▶ [STATED PROBLEM]
Look for "Convert this chart" in the records below, then copy that line and every line after it, exactly and with nothing added.

▶ [Part of a data file]

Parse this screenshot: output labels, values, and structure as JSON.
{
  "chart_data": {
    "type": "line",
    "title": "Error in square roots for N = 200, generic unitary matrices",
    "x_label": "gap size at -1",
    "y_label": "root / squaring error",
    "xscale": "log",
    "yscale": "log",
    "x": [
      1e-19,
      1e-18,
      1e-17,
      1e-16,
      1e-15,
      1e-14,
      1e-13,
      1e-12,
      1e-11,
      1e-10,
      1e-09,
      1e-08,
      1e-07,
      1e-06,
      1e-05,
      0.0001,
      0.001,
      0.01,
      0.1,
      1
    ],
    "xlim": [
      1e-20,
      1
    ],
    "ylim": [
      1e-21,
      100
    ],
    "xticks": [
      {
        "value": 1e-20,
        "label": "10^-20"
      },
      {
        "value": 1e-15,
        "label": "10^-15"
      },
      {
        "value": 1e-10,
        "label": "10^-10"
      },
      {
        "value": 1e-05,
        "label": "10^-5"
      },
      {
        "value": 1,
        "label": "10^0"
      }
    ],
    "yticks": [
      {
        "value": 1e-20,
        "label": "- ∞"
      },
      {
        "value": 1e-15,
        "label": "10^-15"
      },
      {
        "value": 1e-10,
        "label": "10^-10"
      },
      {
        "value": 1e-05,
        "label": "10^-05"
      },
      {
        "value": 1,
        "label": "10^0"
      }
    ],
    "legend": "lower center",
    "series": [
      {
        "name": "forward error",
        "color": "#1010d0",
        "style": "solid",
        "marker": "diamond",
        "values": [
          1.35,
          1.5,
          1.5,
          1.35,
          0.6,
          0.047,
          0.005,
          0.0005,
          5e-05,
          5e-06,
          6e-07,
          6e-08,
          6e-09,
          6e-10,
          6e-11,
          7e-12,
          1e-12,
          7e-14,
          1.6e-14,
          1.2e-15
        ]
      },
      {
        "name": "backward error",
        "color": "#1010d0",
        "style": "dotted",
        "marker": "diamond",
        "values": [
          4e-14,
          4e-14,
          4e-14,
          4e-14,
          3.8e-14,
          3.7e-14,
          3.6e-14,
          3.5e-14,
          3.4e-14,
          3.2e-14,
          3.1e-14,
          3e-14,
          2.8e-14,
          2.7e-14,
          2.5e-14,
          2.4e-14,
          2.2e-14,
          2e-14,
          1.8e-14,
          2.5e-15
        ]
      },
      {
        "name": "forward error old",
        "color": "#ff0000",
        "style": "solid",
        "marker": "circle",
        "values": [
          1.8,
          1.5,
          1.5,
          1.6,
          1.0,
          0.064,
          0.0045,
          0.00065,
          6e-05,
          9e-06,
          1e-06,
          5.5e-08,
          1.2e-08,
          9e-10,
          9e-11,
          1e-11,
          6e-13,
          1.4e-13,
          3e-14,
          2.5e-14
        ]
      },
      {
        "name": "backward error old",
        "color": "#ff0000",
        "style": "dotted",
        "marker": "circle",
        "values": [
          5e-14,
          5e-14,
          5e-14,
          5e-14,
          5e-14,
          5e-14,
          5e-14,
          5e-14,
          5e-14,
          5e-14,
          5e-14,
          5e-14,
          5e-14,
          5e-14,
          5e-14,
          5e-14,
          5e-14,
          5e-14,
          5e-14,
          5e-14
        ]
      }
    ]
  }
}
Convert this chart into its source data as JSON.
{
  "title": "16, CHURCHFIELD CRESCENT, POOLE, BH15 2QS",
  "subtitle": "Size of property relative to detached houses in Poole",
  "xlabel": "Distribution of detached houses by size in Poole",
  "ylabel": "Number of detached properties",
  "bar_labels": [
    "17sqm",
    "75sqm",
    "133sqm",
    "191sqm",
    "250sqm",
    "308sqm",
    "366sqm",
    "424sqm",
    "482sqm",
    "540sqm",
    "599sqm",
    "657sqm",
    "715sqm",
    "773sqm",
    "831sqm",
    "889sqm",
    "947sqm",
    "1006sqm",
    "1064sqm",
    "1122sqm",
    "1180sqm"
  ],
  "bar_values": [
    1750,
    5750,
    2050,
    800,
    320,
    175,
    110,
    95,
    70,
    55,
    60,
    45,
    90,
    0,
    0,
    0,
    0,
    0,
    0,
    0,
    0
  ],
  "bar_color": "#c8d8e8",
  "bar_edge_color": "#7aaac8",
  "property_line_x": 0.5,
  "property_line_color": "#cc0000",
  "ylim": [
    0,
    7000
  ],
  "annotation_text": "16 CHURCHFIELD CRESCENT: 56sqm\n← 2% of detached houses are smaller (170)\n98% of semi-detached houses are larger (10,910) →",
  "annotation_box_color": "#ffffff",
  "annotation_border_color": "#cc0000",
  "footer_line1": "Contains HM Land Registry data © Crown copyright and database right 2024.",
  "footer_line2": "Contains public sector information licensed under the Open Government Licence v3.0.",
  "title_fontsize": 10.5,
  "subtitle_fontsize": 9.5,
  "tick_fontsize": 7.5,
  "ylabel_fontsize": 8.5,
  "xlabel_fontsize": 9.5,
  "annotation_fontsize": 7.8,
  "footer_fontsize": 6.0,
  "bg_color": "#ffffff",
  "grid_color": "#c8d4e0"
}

▶ [FINISHED TASK]
Convert this chart into its source data as JSON.
{
  "title": "16, CHURCHFIELD CRESCENT, POOLE, BH15 2QS",
  "subtitle": "Size of property relative to detached houses in Poole",
  "xlabel": "Distribution of detached houses by size in Poole",
  "ylabel": "Number of detached properties",
  "bar_labels": [
    "17sqm",
    "75sqm",
    "133sqm",
    "191sqm",
    "250sqm",
    "308sqm",
    "366sqm",
    "424sqm",
    "482sqm",
    "540sqm",
    "599sqm",
    "657sqm",
    "715sqm",
    "773sqm",
    "831sqm",
    "889sqm",
    "947sqm",
    "1006sqm",
    "1064sqm",
    "1122sqm",
    "1180sqm"
  ],
  "bar_values": [
    1750,
    5750,
    2050,
    800,
    320,
    175,
    110,
    95,
    70,
    55,
    60,
    45,
    90,
    0,
    0,
    0,
    0,
    0,
    0,
    0,
    0
  ],
  "bar_color": "#c8d8e8",
  "bar_edge_color": "#7aaac8",
  "property_line_x": 0.5,
  "property_line_color": "#cc0000",
  "ylim": [
    0,
    7000
  ],
  "annotation_text": "16 CHURCHFIELD CRESCENT: 56sqm\n← 2% of detached houses are smaller (170)\n98% of semi-detached houses are larger (10,910) →",
  "annotation_box_color": "#ffffff",
  "annotation_border_color": "#cc0000",
  "footer_line1": "Contains HM Land Registry data © Crown copyright and database right 2024.",
  "footer_line2": "Contains public sector information licensed under the Open Government Licence v3.0.",
  "title_fontsize": 10.5,
  "subtitle_fontsize": 9.5,
  "tick_fontsize": 7.5,
  "ylabel_fontsize": 8.5,
  "xlabel_fontsize": 9.5,
  "annotation_fontsize": 7.8,
  "footer_fontsize": 6.0,
  "bg_color": "#ffffff",
  "grid_color": "#c8d4e0"
}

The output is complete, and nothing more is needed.